# [Stored records]
# # # #

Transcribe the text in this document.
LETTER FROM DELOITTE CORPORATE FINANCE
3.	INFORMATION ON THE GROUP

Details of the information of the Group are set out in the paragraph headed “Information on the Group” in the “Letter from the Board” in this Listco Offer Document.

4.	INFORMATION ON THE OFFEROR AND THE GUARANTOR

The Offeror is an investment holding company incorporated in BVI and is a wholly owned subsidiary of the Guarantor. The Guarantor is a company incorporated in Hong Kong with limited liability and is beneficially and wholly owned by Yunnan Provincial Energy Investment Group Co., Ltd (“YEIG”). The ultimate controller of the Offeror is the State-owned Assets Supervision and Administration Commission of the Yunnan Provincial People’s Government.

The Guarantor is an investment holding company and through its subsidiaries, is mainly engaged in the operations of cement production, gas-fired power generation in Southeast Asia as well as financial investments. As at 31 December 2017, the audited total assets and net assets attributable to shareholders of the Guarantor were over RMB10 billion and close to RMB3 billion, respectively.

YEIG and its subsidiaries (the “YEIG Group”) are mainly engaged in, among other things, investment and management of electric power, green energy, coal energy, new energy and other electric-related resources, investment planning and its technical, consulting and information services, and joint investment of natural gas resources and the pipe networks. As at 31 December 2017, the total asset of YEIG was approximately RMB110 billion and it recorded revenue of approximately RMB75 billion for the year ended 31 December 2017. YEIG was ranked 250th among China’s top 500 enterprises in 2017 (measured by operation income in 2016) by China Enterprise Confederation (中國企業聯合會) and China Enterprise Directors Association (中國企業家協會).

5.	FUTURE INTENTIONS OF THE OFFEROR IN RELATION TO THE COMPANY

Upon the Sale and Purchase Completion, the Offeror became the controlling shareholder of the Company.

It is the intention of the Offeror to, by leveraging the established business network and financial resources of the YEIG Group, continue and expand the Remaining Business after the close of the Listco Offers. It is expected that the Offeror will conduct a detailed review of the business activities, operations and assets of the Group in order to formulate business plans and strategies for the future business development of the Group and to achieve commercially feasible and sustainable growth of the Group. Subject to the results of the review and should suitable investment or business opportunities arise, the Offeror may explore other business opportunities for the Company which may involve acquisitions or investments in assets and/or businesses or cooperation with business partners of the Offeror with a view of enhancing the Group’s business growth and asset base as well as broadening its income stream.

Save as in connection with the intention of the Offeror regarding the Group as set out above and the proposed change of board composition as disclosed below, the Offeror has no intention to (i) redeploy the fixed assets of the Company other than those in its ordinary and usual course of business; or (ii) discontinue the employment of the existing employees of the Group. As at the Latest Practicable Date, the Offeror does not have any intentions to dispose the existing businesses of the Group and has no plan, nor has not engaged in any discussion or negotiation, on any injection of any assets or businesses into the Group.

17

# # # #

# [EXERCISE OBJECTIVE]
Quote the entire listing above exactly.

# [RESULT FOR THIS TASK]
Transcribe the text in this document.
LETTER FROM DELOITTE CORPORATE FINANCE
3.	INFORMATION ON THE GROUP

Details of the information of the Group are set out in the paragraph headed “Information on the Group” in the “Letter from the Board” in this Listco Offer Document.

4.	INFORMATION ON THE OFFEROR AND THE GUARANTOR

The Offeror is an investment holding company incorporated in BVI and is a wholly owned subsidiary of the Guarantor. The Guarantor is a company incorporated in Hong Kong with limited liability and is beneficially and wholly owned by Yunnan Provincial Energy Investment Group Co., Ltd (“YEIG”). The ultimate controller of the Offeror is the State-owned Assets Supervision and Administration Commission of the Yunnan Provincial People’s Government.

The Guarantor is an investment holding company and through its subsidiaries, is mainly engaged in the operations of cement production, gas-fired power generation in Southeast Asia as well as financial investments. As at 31 December 2017, the audited total assets and net assets attributable to shareholders of the Guarantor were over RMB10 billion and close to RMB3 billion, respectively.

YEIG and its subsidiaries (the “YEIG Group”) are mainly engaged in, among other things, investment and management of electric power, green energy, coal energy, new energy and other electric-related resources, investment planning and its technical, consulting and information services, and joint investment of natural gas resources and the pipe networks. As at 31 December 2017, the total asset of YEIG was approximately RMB110 billion and it recorded revenue of approximately RMB75 billion for the year ended 31 December 2017. YEIG was ranked 250th among China’s top 500 enterprises in 2017 (measured by operation income in 2016) by China Enterprise Confederation (中國企業聯合會) and China Enterprise Directors Association (中國企業家協會).

5.	FUTURE INTENTIONS OF THE OFFEROR IN RELATION TO THE COMPANY

Upon the Sale and Purchase Completion, the Offeror became the controlling shareholder of the Company.

It is the intention of the Offeror to, by leveraging the established business network and financial resources of the YEIG Group, continue and expand the Remaining Business after the close of the Listco Offers. It is expected that the Offeror will conduct a detailed review of the business activities, operations and assets of the Group in order to formulate business plans and strategies for the future business development of the Group and to achieve commercially feasible and sustainable growth of the Group. Subject to the results of the review and should suitable investment or business opportunities arise, the Offeror may explore other business opportunities for the Company which may involve acquisitions or investments in assets and/or businesses or cooperation with business partners of the Offeror with a view of enhancing the Group’s business growth and asset base as well as broadening its income stream.

Save as in connection with the intention of the Offeror regarding the Group as set out above and the proposed change of board composition as disclosed below, the Offeror has no intention to (i) redeploy the fixed assets of the Company other than those in its ordinary and usual course of business; or (ii) discontinue the employment of the existing employees of the Group. As at the Latest Practicable Date, the Offeror does not have any intentions to dispose the existing businesses of the Group and has no plan, nor has not engaged in any discussion or negotiation, on any injection of any assets or businesses into the Group.

17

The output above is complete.